Your instructions: Check each line of the material. Copy those containing "Orttirma".

— start of Data shown —

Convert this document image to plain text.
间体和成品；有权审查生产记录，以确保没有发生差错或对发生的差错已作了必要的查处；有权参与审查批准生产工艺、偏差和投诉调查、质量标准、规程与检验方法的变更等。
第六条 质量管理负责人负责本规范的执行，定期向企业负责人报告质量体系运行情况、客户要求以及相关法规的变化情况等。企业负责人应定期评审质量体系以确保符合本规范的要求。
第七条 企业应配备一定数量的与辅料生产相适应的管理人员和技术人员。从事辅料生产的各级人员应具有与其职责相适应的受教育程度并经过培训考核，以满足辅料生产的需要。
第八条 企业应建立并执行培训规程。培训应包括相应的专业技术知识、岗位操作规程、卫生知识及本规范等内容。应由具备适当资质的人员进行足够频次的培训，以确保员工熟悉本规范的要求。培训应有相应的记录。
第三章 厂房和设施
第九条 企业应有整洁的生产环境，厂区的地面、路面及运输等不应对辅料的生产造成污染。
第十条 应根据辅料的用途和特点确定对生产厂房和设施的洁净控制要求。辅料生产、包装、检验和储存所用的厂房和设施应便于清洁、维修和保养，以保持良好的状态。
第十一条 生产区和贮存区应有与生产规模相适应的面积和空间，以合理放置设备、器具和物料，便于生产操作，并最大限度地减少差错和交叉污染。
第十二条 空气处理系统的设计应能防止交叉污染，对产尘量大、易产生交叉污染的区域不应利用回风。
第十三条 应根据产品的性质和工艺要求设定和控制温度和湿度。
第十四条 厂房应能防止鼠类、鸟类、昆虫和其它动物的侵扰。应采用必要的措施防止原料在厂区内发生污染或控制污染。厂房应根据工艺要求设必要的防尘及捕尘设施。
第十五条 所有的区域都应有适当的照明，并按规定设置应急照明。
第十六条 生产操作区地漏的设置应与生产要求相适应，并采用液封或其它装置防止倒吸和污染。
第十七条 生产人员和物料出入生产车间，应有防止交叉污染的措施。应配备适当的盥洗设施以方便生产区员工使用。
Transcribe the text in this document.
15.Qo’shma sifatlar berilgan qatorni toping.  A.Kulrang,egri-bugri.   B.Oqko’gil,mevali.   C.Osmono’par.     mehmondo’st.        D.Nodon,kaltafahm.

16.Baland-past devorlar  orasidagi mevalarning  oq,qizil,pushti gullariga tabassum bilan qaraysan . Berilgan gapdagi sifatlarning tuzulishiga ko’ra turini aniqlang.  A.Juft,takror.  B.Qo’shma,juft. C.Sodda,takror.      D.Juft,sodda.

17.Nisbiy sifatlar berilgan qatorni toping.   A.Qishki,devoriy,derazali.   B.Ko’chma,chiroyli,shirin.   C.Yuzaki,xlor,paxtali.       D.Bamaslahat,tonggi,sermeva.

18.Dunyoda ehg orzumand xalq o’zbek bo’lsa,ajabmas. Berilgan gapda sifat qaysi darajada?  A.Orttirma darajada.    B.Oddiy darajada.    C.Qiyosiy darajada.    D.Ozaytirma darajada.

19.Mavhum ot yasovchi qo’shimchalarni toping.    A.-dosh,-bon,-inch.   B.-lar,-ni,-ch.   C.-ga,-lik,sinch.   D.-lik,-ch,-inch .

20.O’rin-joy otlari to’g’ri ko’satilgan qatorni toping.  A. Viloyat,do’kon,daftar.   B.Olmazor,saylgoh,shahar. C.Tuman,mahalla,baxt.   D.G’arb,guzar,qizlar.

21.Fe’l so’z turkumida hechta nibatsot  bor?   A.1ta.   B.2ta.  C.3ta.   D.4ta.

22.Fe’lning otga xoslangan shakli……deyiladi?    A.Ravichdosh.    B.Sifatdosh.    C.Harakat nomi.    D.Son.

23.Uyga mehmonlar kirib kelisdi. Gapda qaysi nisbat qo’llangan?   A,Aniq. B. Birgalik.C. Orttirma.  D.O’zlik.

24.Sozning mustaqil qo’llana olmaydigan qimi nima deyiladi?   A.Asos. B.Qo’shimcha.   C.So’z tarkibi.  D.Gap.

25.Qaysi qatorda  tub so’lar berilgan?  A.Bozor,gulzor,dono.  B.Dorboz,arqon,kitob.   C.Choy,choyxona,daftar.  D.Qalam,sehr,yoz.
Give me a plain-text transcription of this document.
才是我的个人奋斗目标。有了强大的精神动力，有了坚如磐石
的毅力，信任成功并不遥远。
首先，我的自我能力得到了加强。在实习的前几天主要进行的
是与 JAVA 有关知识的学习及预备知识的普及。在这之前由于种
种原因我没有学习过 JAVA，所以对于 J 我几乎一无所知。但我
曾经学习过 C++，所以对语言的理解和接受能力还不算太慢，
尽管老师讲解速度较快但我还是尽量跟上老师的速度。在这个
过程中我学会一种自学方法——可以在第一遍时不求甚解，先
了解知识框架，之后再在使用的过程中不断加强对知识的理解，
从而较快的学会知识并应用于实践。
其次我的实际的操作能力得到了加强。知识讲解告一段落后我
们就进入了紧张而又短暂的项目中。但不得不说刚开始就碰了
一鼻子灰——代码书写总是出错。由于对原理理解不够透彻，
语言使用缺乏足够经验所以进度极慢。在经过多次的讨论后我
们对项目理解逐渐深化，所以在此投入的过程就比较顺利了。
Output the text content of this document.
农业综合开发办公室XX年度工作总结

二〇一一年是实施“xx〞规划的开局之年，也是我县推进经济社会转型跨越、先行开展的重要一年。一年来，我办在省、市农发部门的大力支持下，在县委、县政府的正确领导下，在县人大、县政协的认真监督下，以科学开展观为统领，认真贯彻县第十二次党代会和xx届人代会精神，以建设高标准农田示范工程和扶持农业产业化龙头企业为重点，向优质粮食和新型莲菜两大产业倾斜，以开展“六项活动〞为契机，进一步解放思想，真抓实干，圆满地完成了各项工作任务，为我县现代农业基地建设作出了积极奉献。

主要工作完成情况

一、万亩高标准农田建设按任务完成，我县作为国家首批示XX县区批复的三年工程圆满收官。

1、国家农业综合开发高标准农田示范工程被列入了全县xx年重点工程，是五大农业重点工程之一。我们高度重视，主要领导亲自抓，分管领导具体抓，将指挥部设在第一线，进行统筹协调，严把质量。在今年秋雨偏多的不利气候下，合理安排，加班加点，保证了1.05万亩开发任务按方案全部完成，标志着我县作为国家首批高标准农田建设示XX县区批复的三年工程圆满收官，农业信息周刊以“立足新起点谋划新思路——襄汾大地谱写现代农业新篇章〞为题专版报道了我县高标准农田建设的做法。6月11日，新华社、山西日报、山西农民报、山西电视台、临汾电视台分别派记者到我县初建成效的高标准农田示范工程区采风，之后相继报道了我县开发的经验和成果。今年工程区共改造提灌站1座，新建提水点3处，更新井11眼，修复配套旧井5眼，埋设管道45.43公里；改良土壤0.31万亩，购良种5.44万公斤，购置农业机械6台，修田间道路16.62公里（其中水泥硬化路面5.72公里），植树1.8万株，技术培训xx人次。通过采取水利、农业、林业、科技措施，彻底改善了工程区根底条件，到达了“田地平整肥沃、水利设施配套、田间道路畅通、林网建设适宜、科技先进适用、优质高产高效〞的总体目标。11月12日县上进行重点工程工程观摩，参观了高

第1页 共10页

— end of Data shown —

Response to the exercise:
18.Dunyoda ehg orzumand xalq o’zbek bo’lsa,ajabmas. Berilgan gapda sifat qaysi darajada?  A.Orttirma darajada.    B.Oddiy darajada.    C.Qiyosiy darajada.    D.Ozaytirma darajada.
23.Uyga mehmonlar kirib kelisdi. Gapda qaysi nisbat qo’llangan?   A,Aniq. B. Birgalik.C. Orttirma.  D.O’zlik.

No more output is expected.